_What you need to do_
Without the images, write out all of the following entries exactly.

══ Entries supplied

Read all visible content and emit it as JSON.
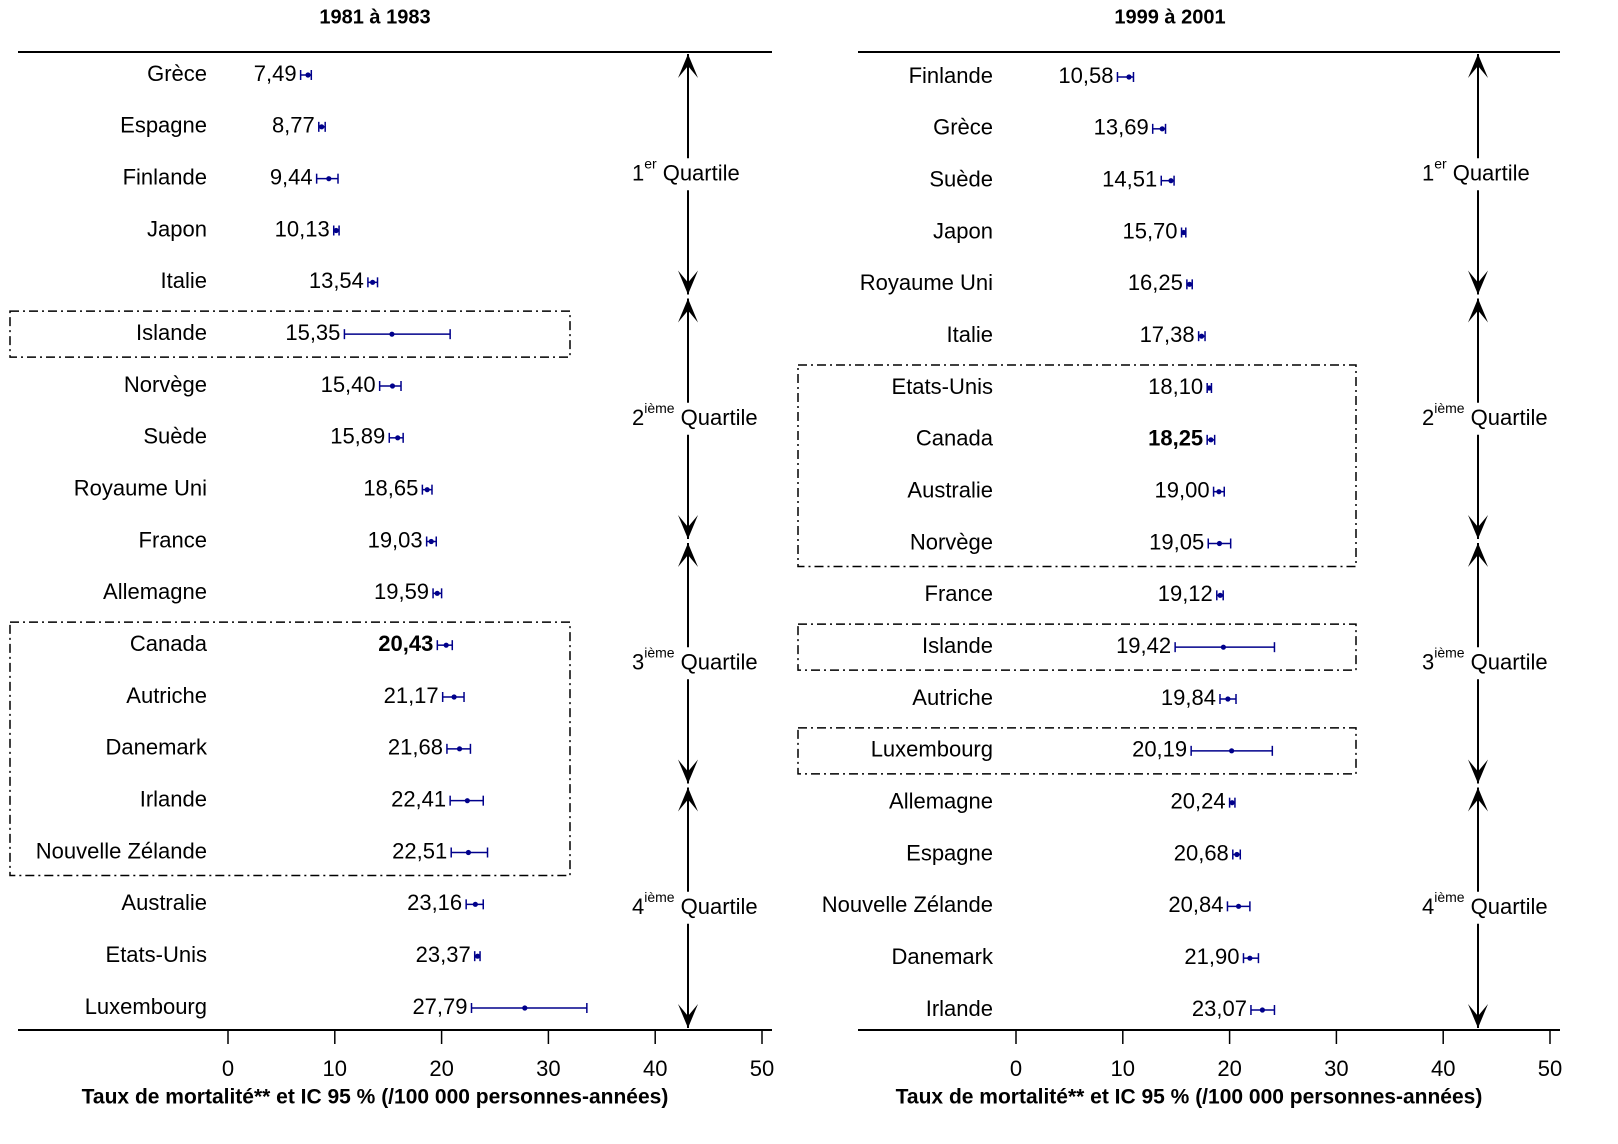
{
  "chart_data": [
    {
      "type": "dot",
      "title": "1981 à 1983",
      "xlabel": "Taux de mortalité** et IC 95 % (/100 000 personnes-années)",
      "categories": [
        "Grèce",
        "Espagne",
        "Finlande",
        "Japon",
        "Italie",
        "Islande",
        "Norvège",
        "Suède",
        "Royaume Uni",
        "France",
        "Allemagne",
        "Canada",
        "Autriche",
        "Danemark",
        "Irlande",
        "Nouvelle Zélande",
        "Australie",
        "Etats-Unis",
        "Luxembourg"
      ],
      "values": [
        7.49,
        8.77,
        9.44,
        10.13,
        13.54,
        15.35,
        15.4,
        15.89,
        18.65,
        19.03,
        19.59,
        20.43,
        21.17,
        21.68,
        22.41,
        22.51,
        23.16,
        23.37,
        27.79
      ],
      "value_labels": [
        "7,49",
        "8,77",
        "9,44",
        "10,13",
        "13,54",
        "15,35",
        "15,40",
        "15,89",
        "18,65",
        "19,03",
        "19,59",
        "20,43",
        "21,17",
        "21,68",
        "22,41",
        "22,51",
        "23,16",
        "23,37",
        "27,79"
      ],
      "ci_low": [
        6.8,
        8.5,
        8.3,
        9.9,
        13.1,
        10.9,
        14.2,
        15.1,
        18.2,
        18.6,
        19.2,
        19.6,
        20.1,
        20.5,
        20.8,
        20.9,
        22.3,
        23.1,
        22.8
      ],
      "ci_high": [
        7.8,
        9.1,
        10.3,
        10.4,
        14.0,
        20.8,
        16.2,
        16.4,
        19.1,
        19.5,
        20.0,
        21.0,
        22.1,
        22.7,
        23.9,
        24.3,
        23.9,
        23.6,
        33.6
      ],
      "color": "#00008b",
      "bold": [
        11
      ],
      "boxes": [
        {
          "from": 5,
          "to": 5
        },
        {
          "from": 11,
          "to": 15
        }
      ],
      "quartiles": [
        {
          "rank": "1",
          "suffix": "er",
          "word": "Quartile"
        },
        {
          "rank": "2",
          "suffix": "ième",
          "word": "Quartile"
        },
        {
          "rank": "3",
          "suffix": "ième",
          "word": "Quartile"
        },
        {
          "rank": "4",
          "suffix": "ième",
          "word": "Quartile"
        }
      ],
      "xlim": [
        0,
        50
      ],
      "xticks": [
        0,
        10,
        20,
        30,
        40,
        50
      ]
    },
    {
      "type": "dot",
      "title": "1999 à 2001",
      "xlabel": "Taux de mortalité** et IC 95 % (/100 000 personnes-années)",
      "categories": [
        "Finlande",
        "Grèce",
        "Suède",
        "Japon",
        "Royaume Uni",
        "Italie",
        "Etats-Unis",
        "Canada",
        "Australie",
        "Norvège",
        "France",
        "Islande",
        "Autriche",
        "Luxembourg",
        "Allemagne",
        "Espagne",
        "Nouvelle Zélande",
        "Danemark",
        "Irlande"
      ],
      "values": [
        10.58,
        13.69,
        14.51,
        15.7,
        16.25,
        17.38,
        18.1,
        18.25,
        19.0,
        19.05,
        19.12,
        19.42,
        19.84,
        20.19,
        20.24,
        20.68,
        20.84,
        21.9,
        23.07
      ],
      "value_labels": [
        "10,58",
        "13,69",
        "14,51",
        "15,70",
        "16,25",
        "17,38",
        "18,10",
        "18,25",
        "19,00",
        "19,05",
        "19,12",
        "19,42",
        "19,84",
        "20,19",
        "20,24",
        "20,68",
        "20,84",
        "21,90",
        "23,07"
      ],
      "ci_low": [
        9.5,
        12.8,
        13.6,
        15.5,
        16.0,
        17.1,
        17.9,
        17.9,
        18.5,
        18.0,
        18.8,
        14.9,
        19.1,
        16.4,
        20.0,
        20.3,
        19.8,
        21.3,
        22.0
      ],
      "ci_high": [
        11.0,
        14.0,
        14.8,
        15.9,
        16.5,
        17.7,
        18.3,
        18.6,
        19.5,
        20.1,
        19.4,
        24.2,
        20.6,
        24.0,
        20.5,
        21.0,
        21.9,
        22.7,
        24.2
      ],
      "color": "#00008b",
      "bold": [
        7
      ],
      "boxes": [
        {
          "from": 6,
          "to": 9
        },
        {
          "from": 11,
          "to": 11
        },
        {
          "from": 13,
          "to": 13
        }
      ],
      "quartiles": [
        {
          "rank": "1",
          "suffix": "er",
          "word": "Quartile"
        },
        {
          "rank": "2",
          "suffix": "ième",
          "word": "Quartile"
        },
        {
          "rank": "3",
          "suffix": "ième",
          "word": "Quartile"
        },
        {
          "rank": "4",
          "suffix": "ième",
          "word": "Quartile"
        }
      ],
      "xlim": [
        0,
        50
      ],
      "xticks": [
        0,
        10,
        20,
        30,
        40,
        50
      ]
    }
  ]
}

════

_Response_
Read all visible content and emit it as JSON.
{
  "chart_data": [
    {
      "type": "dot",
      "title": "1981 à 1983",
      "xlabel": "Taux de mortalité** et IC 95 % (/100 000 personnes-années)",
      "categories": [
        "Grèce",
        "Espagne",
        "Finlande",
        "Japon",
        "Italie",
        "Islande",
        "Norvège",
        "Suède",
        "Royaume Uni",
        "France",
        "Allemagne",
        "Canada",
        "Autriche",
        "Danemark",
        "Irlande",
        "Nouvelle Zélande",
        "Australie",
        "Etats-Unis",
        "Luxembourg"
      ],
      "values": [
        7.49,
        8.77,
        9.44,
        10.13,
        13.54,
        15.35,
        15.4,
        15.89,
        18.65,
        19.03,
        19.59,
        20.43,
        21.17,
        21.68,
        22.41,
        22.51,
        23.16,
        23.37,
        27.79
      ],
      "value_labels": [
        "7,49",
        "8,77",
        "9,44",
        "10,13",
        "13,54",
        "15,35",
        "15,40",
        "15,89",
        "18,65",
        "19,03",
        "19,59",
        "20,43",
        "21,17",
        "21,68",
        "22,41",
        "22,51",
        "23,16",
        "23,37",
        "27,79"
      ],
      "ci_low": [
        6.8,
        8.5,
        8.3,
        9.9,
        13.1,
        10.9,
        14.2,
        15.1,
        18.2,
        18.6,
        19.2,
        19.6,
        20.1,
        20.5,
        20.8,
        20.9,
        22.3,
        23.1,
        22.8
      ],
      "ci_high": [
        7.8,
        9.1,
        10.3,
        10.4,
        14.0,
        20.8,
        16.2,
        16.4,
        19.1,
        19.5,
        20.0,
        21.0,
        22.1,
        22.7,
        23.9,
        24.3,
        23.9,
        23.6,
        33.6
      ],
      "color": "#00008b",
      "bold": [
        11
      ],
      "boxes": [
        {
          "from": 5,
          "to": 5
        },
        {
          "from": 11,
          "to": 15
        }
      ],
      "quartiles": [
        {
          "rank": "1",
          "suffix": "er",
          "word": "Quartile"
        },
        {
          "rank": "2",
          "suffix": "ième",
          "word": "Quartile"
        },
        {
          "rank": "3",
          "suffix": "ième",
          "word": "Quartile"
        },
        {
          "rank": "4",
          "suffix": "ième",
          "word": "Quartile"
        }
      ],
      "xlim": [
        0,
        50
      ],
      "xticks": [
        0,
        10,
        20,
        30,
        40,
        50
      ]
    },
    {
      "type": "dot",
      "title": "1999 à 2001",
      "xlabel": "Taux de mortalité** et IC 95 % (/100 000 personnes-années)",
      "categories": [
        "Finlande",
        "Grèce",
        "Suède",
        "Japon",
        "Royaume Uni",
        "Italie",
        "Etats-Unis",
        "Canada",
        "Australie",
        "Norvège",
        "France",
        "Islande",
        "Autriche",
        "Luxembourg",
        "Allemagne",
        "Espagne",
        "Nouvelle Zélande",
        "Danemark",
        "Irlande"
      ],
      "values": [
        10.58,
        13.69,
        14.51,
        15.7,
        16.25,
        17.38,
        18.1,
        18.25,
        19.0,
        19.05,
        19.12,
        19.42,
        19.84,
        20.19,
        20.24,
        20.68,
        20.84,
        21.9,
        23.07
      ],
      "value_labels": [
        "10,58",
        "13,69",
        "14,51",
        "15,70",
        "16,25",
        "17,38",
        "18,10",
        "18,25",
        "19,00",
        "19,05",
        "19,12",
        "19,42",
        "19,84",
        "20,19",
        "20,24",
        "20,68",
        "20,84",
        "21,90",
        "23,07"
      ],
      "ci_low": [
        9.5,
        12.8,
        13.6,
        15.5,
        16.0,
        17.1,
        17.9,
        17.9,
        18.5,
        18.0,
        18.8,
        14.9,
        19.1,
        16.4,
        20.0,
        20.3,
        19.8,
        21.3,
        22.0
      ],
      "ci_high": [
        11.0,
        14.0,
        14.8,
        15.9,
        16.5,
        17.7,
        18.3,
        18.6,
        19.5,
        20.1,
        19.4,
        24.2,
        20.6,
        24.0,
        20.5,
        21.0,
        21.9,
        22.7,
        24.2
      ],
      "color": "#00008b",
      "bold": [
        7
      ],
      "boxes": [
        {
          "from": 6,
          "to": 9
        },
        {
          "from": 11,
          "to": 11
        },
        {
          "from": 13,
          "to": 13
        }
      ],
      "quartiles": [
        {
          "rank": "1",
          "suffix": "er",
          "word": "Quartile"
        },
        {
          "rank": "2",
          "suffix": "ième",
          "word": "Quartile"
        },
        {
          "rank": "3",
          "suffix": "ième",
          "word": "Quartile"
        },
        {
          "rank": "4",
          "suffix": "ième",
          "word": "Quartile"
        }
      ],
      "xlim": [
        0,
        50
      ],
      "xticks": [
        0,
        10,
        20,
        30,
        40,
        50
      ]
    }
  ]
}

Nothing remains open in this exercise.